* _TASK INSTRUCTIONS_
Go through the entries below and retype them exactly, omitting each picture.

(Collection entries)
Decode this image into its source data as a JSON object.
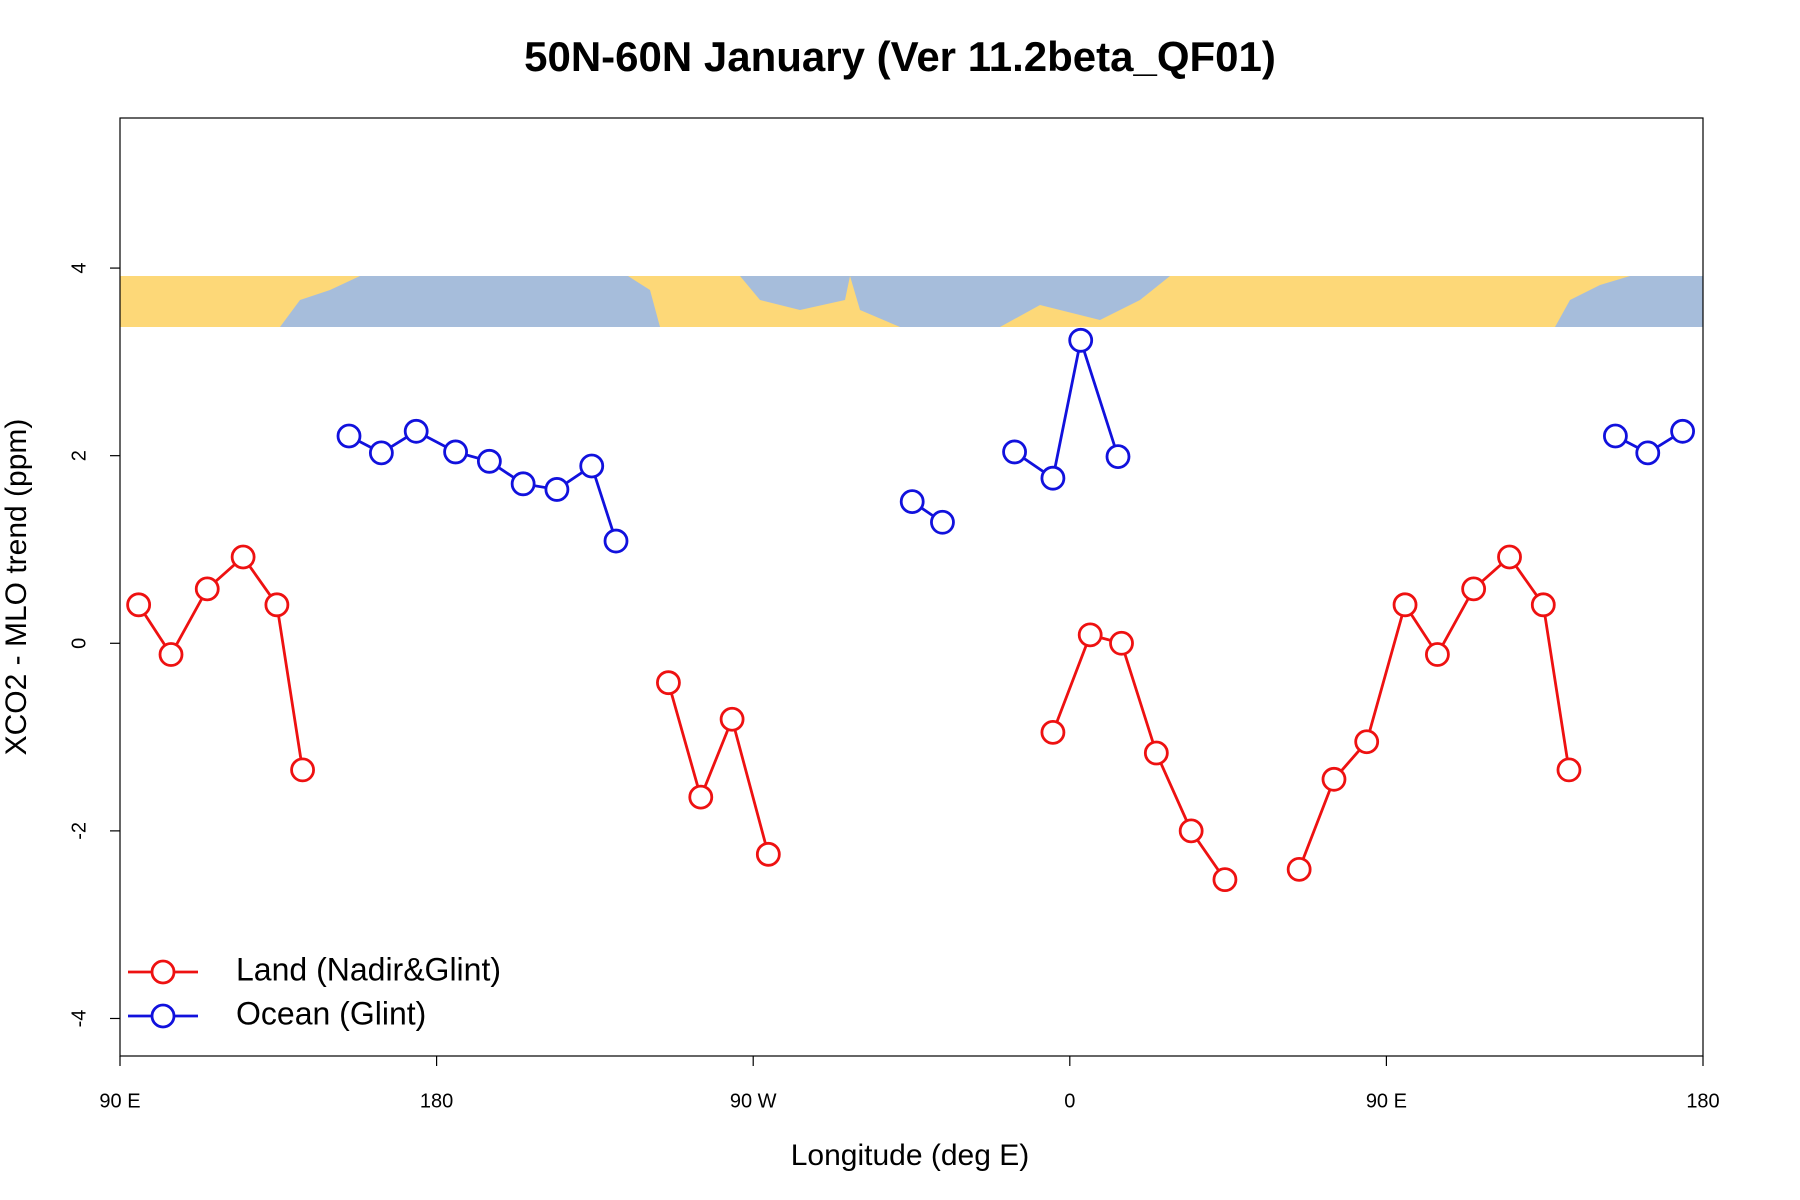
{
  "chart_data": {
    "type": "line",
    "title": "50N-60N January (Ver 11.2beta_QF01)",
    "xlabel": "Longitude (deg E)",
    "ylabel": "XCO2 - MLO trend (ppm)",
    "xlim": [
      90,
      540
    ],
    "xticks": [
      {
        "value": 90,
        "label": "90 E"
      },
      180,
      {
        "value": 270,
        "label": "90 W"
      },
      {
        "value": 360,
        "label": "0"
      },
      {
        "value": 450,
        "label": "90 E"
      },
      {
        "value": 540,
        "label": "180"
      }
    ],
    "ylim": [
      -4.4,
      5.6
    ],
    "yticks": [
      -4,
      -2,
      0,
      2,
      4
    ],
    "legend": "bottom-left",
    "series": [
      {
        "name": "Land (Nadir&Glint)",
        "color": "#ee1111",
        "x": [
          95.3,
          104.5,
          114.8,
          125,
          134.6,
          141.9,
          null,
          245.9,
          255.1,
          264,
          274.3,
          null,
          355.2,
          365.8,
          374.7,
          384.6,
          394.5,
          404.1,
          null,
          425.2,
          435.1,
          444.4,
          455.3,
          464.5,
          474.8,
          485,
          494.6,
          501.9
        ],
        "values": [
          0.41,
          -0.12,
          0.58,
          0.92,
          0.41,
          -1.35,
          null,
          -0.42,
          -1.64,
          -0.81,
          -2.25,
          null,
          -0.95,
          0.09,
          0,
          -1.17,
          -2.0,
          -2.52,
          null,
          -2.41,
          -1.45,
          -1.05,
          0.41,
          -0.12,
          0.58,
          0.92,
          0.41,
          -1.35
        ]
      },
      {
        "name": "Ocean (Glint)",
        "color": "#1111dd",
        "x": [
          155.1,
          164.3,
          174.2,
          185.4,
          195,
          204.6,
          214.2,
          224.1,
          231,
          null,
          315.2,
          323.8,
          null,
          344.3,
          355.2,
          363.1,
          373.7,
          null,
          515.1,
          524.3,
          534.2
        ],
        "values": [
          2.21,
          2.03,
          2.26,
          2.04,
          1.94,
          1.7,
          1.64,
          1.89,
          1.09,
          null,
          1.51,
          1.29,
          null,
          2.04,
          1.76,
          3.23,
          1.99,
          null,
          2.21,
          2.03,
          2.26
        ]
      }
    ]
  }
}
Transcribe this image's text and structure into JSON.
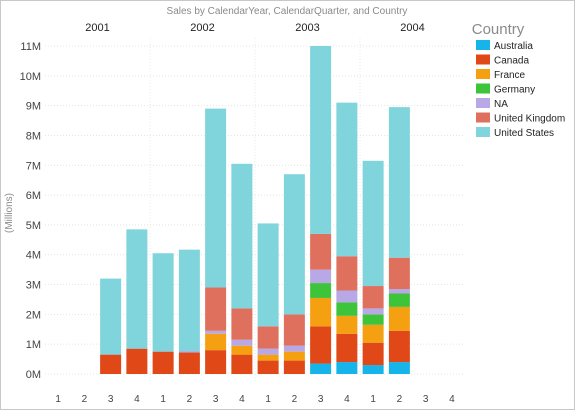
{
  "chart_data": {
    "type": "bar",
    "stacked": true,
    "title": "Sales by CalendarYear, CalendarQuarter, and Country",
    "ylabel": "(Millions)",
    "ylim": [
      0,
      11
    ],
    "yticks": [
      "0M",
      "1M",
      "2M",
      "3M",
      "4M",
      "5M",
      "6M",
      "7M",
      "8M",
      "9M",
      "10M",
      "11M"
    ],
    "legend_title": "Country",
    "legend_position": "right",
    "groups": [
      "2001",
      "2002",
      "2003",
      "2004"
    ],
    "categories": [
      "1",
      "2",
      "3",
      "4"
    ],
    "series": [
      {
        "name": "Australia",
        "color": "#16b4e8",
        "values": [
          [
            0,
            0,
            0,
            0
          ],
          [
            0,
            0,
            0,
            0
          ],
          [
            0,
            0,
            0.35,
            0.4
          ],
          [
            0.3,
            0.4,
            0,
            0
          ]
        ]
      },
      {
        "name": "Canada",
        "color": "#e04818",
        "values": [
          [
            0,
            0,
            0.65,
            0.85
          ],
          [
            0.75,
            0.72,
            0.8,
            0.65
          ],
          [
            0.45,
            0.45,
            1.25,
            0.95
          ],
          [
            0.75,
            1.05,
            0,
            0
          ]
        ]
      },
      {
        "name": "France",
        "color": "#f5a010",
        "values": [
          [
            0,
            0,
            0,
            0
          ],
          [
            0,
            0,
            0.55,
            0.3
          ],
          [
            0.2,
            0.3,
            0.95,
            0.6
          ],
          [
            0.6,
            0.8,
            0,
            0
          ]
        ]
      },
      {
        "name": "Germany",
        "color": "#3ec43a",
        "values": [
          [
            0,
            0,
            0,
            0
          ],
          [
            0,
            0,
            0,
            0
          ],
          [
            0,
            0,
            0.5,
            0.45
          ],
          [
            0.35,
            0.45,
            0,
            0
          ]
        ]
      },
      {
        "name": "NA",
        "color": "#b8a8e6",
        "values": [
          [
            0,
            0,
            0,
            0
          ],
          [
            0,
            0.05,
            0.1,
            0.2
          ],
          [
            0.2,
            0.2,
            0.45,
            0.4
          ],
          [
            0.2,
            0.15,
            0,
            0
          ]
        ]
      },
      {
        "name": "United Kingdom",
        "color": "#e0705e",
        "values": [
          [
            0,
            0,
            0,
            0
          ],
          [
            0,
            0,
            1.45,
            1.05
          ],
          [
            0.75,
            1.05,
            1.2,
            1.15
          ],
          [
            0.75,
            1.05,
            0,
            0
          ]
        ]
      },
      {
        "name": "United States",
        "color": "#80d4dc",
        "values": [
          [
            0,
            0,
            2.55,
            4.0
          ],
          [
            3.3,
            3.4,
            6.0,
            4.85
          ],
          [
            3.45,
            4.7,
            6.3,
            5.15
          ],
          [
            4.2,
            5.05,
            0,
            0
          ]
        ]
      }
    ]
  }
}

* _TASK OUTPUT_
Decode this image into its source data as a JSON object.
{
  "chart_data": {
    "type": "line",
    "title": "50N-60N January (Ver 11.2beta_QF01)",
    "xlabel": "Longitude (deg E)",
    "ylabel": "XCO2 - MLO trend (ppm)",
    "xlim": [
      90,
      540
    ],
    "xticks": [
      {
        "value": 90,
        "label": "90 E"
      },
      180,
      {
        "value": 270,
        "label": "90 W"
      },
      {
        "value": 360,
        "label": "0"
      },
      {
        "value": 450,
        "label": "90 E"
      },
      {
        "value": 540,
        "label": "180"
      }
    ],
    "ylim": [
      -4.4,
      5.6
    ],
    "yticks": [
      -4,
      -2,
      0,
      2,
      4
    ],
    "legend": "bottom-left",
    "series": [
      {
        "name": "Land (Nadir&Glint)",
        "color": "#ee1111",
        "x": [
          95.3,
          104.5,
          114.8,
          125,
          134.6,
          141.9,
          null,
          245.9,
          255.1,
          264,
          274.3,
          null,
          355.2,
          365.8,
          374.7,
          384.6,
          394.5,
          404.1,
          null,
          425.2,
          435.1,
          444.4,
          455.3,
          464.5,
          474.8,
          485,
          494.6,
          501.9
        ],
        "values": [
          0.41,
          -0.12,
          0.58,
          0.92,
          0.41,
          -1.35,
          null,
          -0.42,
          -1.64,
          -0.81,
          -2.25,
          null,
          -0.95,
          0.09,
          0,
          -1.17,
          -2.0,
          -2.52,
          null,
          -2.41,
          -1.45,
          -1.05,
          0.41,
          -0.12,
          0.58,
          0.92,
          0.41,
          -1.35
        ]
      },
      {
        "name": "Ocean (Glint)",
        "color": "#1111dd",
        "x": [
          155.1,
          164.3,
          174.2,
          185.4,
          195,
          204.6,
          214.2,
          224.1,
          231,
          null,
          315.2,
          323.8,
          null,
          344.3,
          355.2,
          363.1,
          373.7,
          null,
          515.1,
          524.3,
          534.2
        ],
        "values": [
          2.21,
          2.03,
          2.26,
          2.04,
          1.94,
          1.7,
          1.64,
          1.89,
          1.09,
          null,
          1.51,
          1.29,
          null,
          2.04,
          1.76,
          3.23,
          1.99,
          null,
          2.21,
          2.03,
          2.26
        ]
      }
    ]
  }
}
Transcribe this image's text and structure into JSON.
{
  "chart_data": {
    "type": "bar",
    "stacked": true,
    "title": "Sales by CalendarYear, CalendarQuarter, and Country",
    "ylabel": "(Millions)",
    "ylim": [
      0,
      11
    ],
    "yticks": [
      "0M",
      "1M",
      "2M",
      "3M",
      "4M",
      "5M",
      "6M",
      "7M",
      "8M",
      "9M",
      "10M",
      "11M"
    ],
    "legend_title": "Country",
    "legend_position": "right",
    "groups": [
      "2001",
      "2002",
      "2003",
      "2004"
    ],
    "categories": [
      "1",
      "2",
      "3",
      "4"
    ],
    "series": [
      {
        "name": "Australia",
        "color": "#16b4e8",
        "values": [
          [
            0,
            0,
            0,
            0
          ],
          [
            0,
            0,
            0,
            0
          ],
          [
            0,
            0,
            0.35,
            0.4
          ],
          [
            0.3,
            0.4,
            0,
            0
          ]
        ]
      },
      {
        "name": "Canada",
        "color": "#e04818",
        "values": [
          [
            0,
            0,
            0.65,
            0.85
          ],
          [
            0.75,
            0.72,
            0.8,
            0.65
          ],
          [
            0.45,
            0.45,
            1.25,
            0.95
          ],
          [
            0.75,
            1.05,
            0,
            0
          ]
        ]
      },
      {
        "name": "France",
        "color": "#f5a010",
        "values": [
          [
            0,
            0,
            0,
            0
          ],
          [
            0,
            0,
            0.55,
            0.3
          ],
          [
            0.2,
            0.3,
            0.95,
            0.6
          ],
          [
            0.6,
            0.8,
            0,
            0
          ]
        ]
      },
      {
        "name": "Germany",
        "color": "#3ec43a",
        "values": [
          [
            0,
            0,
            0,
            0
          ],
          [
            0,
            0,
            0,
            0
          ],
          [
            0,
            0,
            0.5,
            0.45
          ],
          [
            0.35,
            0.45,
            0,
            0
          ]
        ]
      },
      {
        "name": "NA",
        "color": "#b8a8e6",
        "values": [
          [
            0,
            0,
            0,
            0
          ],
          [
            0,
            0.05,
            0.1,
            0.2
          ],
          [
            0.2,
            0.2,
            0.45,
            0.4
          ],
          [
            0.2,
            0.15,
            0,
            0
          ]
        ]
      },
      {
        "name": "United Kingdom",
        "color": "#e0705e",
        "values": [
          [
            0,
            0,
            0,
            0
          ],
          [
            0,
            0,
            1.45,
            1.05
          ],
          [
            0.75,
            1.05,
            1.2,
            1.15
          ],
          [
            0.75,
            1.05,
            0,
            0
          ]
        ]
      },
      {
        "name": "United States",
        "color": "#80d4dc",
        "values": [
          [
            0,
            0,
            2.55,
            4.0
          ],
          [
            3.3,
            3.4,
            6.0,
            4.85
          ],
          [
            3.45,
            4.7,
            6.3,
            5.15
          ],
          [
            4.2,
            5.05,
            0,
            0
          ]
        ]
      }
    ]
  }
}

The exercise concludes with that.